• _Set exercise_: Rewrite the listing below, replacing each occurrence of "tile-label" with "tile-caption" and leaving every other character unchanged.

• _Dataset_:

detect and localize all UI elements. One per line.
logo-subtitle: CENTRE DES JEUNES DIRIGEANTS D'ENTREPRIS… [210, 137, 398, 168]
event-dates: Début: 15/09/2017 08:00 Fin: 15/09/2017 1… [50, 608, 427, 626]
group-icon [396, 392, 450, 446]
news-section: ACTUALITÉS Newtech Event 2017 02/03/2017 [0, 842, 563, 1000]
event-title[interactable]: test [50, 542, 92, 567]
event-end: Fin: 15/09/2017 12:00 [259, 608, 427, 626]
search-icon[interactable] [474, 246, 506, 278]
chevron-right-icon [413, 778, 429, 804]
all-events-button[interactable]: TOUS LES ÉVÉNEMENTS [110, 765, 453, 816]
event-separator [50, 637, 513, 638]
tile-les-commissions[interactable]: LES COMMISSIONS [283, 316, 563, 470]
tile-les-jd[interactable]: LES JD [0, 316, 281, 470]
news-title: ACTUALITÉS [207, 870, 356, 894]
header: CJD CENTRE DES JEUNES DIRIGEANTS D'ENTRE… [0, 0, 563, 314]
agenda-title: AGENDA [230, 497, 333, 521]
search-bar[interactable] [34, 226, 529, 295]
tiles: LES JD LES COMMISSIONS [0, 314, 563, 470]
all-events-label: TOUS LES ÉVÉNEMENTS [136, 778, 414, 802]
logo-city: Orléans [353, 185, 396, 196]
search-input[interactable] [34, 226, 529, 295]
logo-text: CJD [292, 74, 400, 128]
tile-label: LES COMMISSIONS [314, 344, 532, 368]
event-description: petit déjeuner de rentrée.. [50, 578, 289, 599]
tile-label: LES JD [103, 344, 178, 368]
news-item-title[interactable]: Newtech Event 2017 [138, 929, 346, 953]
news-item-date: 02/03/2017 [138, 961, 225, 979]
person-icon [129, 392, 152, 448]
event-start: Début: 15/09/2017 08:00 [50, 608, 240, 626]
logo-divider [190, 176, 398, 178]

• _Complete response_:
detect and localize all UI elements. One per line.
logo-subtitle: CENTRE DES JEUNES DIRIGEANTS D'ENTREPRIS… [210, 137, 398, 168]
event-dates: Début: 15/09/2017 08:00 Fin: 15/09/2017 1… [50, 608, 427, 626]
group-icon [396, 392, 450, 446]
news-section: ACTUALITÉS Newtech Event 2017 02/03/2017 [0, 842, 563, 1000]
event-title[interactable]: test [50, 542, 92, 567]
event-end: Fin: 15/09/2017 12:00 [259, 608, 427, 626]
search-icon[interactable] [474, 246, 506, 278]
chevron-right-icon [413, 778, 429, 804]
all-events-button[interactable]: TOUS LES ÉVÉNEMENTS [110, 765, 453, 816]
event-separator [50, 637, 513, 638]
tile-les-commissions[interactable]: LES COMMISSIONS [283, 316, 563, 470]
tile-les-jd[interactable]: LES JD [0, 316, 281, 470]
news-title: ACTUALITÉS [207, 870, 356, 894]
header: CJD CENTRE DES JEUNES DIRIGEANTS D'ENTRE… [0, 0, 563, 314]
agenda-title: AGENDA [230, 497, 333, 521]
search-bar[interactable] [34, 226, 529, 295]
tiles: LES JD LES COMMISSIONS [0, 314, 563, 470]
all-events-label: TOUS LES ÉVÉNEMENTS [136, 778, 414, 802]
logo-city: Orléans [353, 185, 396, 196]
search-input[interactable] [34, 226, 529, 295]
logo-text: CJD [292, 74, 400, 128]
tile-caption: LES COMMISSIONS [314, 344, 532, 368]
event-description: petit déjeuner de rentrée.. [50, 578, 289, 599]
tile-caption: LES JD [103, 344, 178, 368]
news-item-title[interactable]: Newtech Event 2017 [138, 929, 346, 953]
news-item-date: 02/03/2017 [138, 961, 225, 979]
person-icon [129, 392, 152, 448]
event-start: Début: 15/09/2017 08:00 [50, 608, 240, 626]
logo-divider [190, 176, 398, 178]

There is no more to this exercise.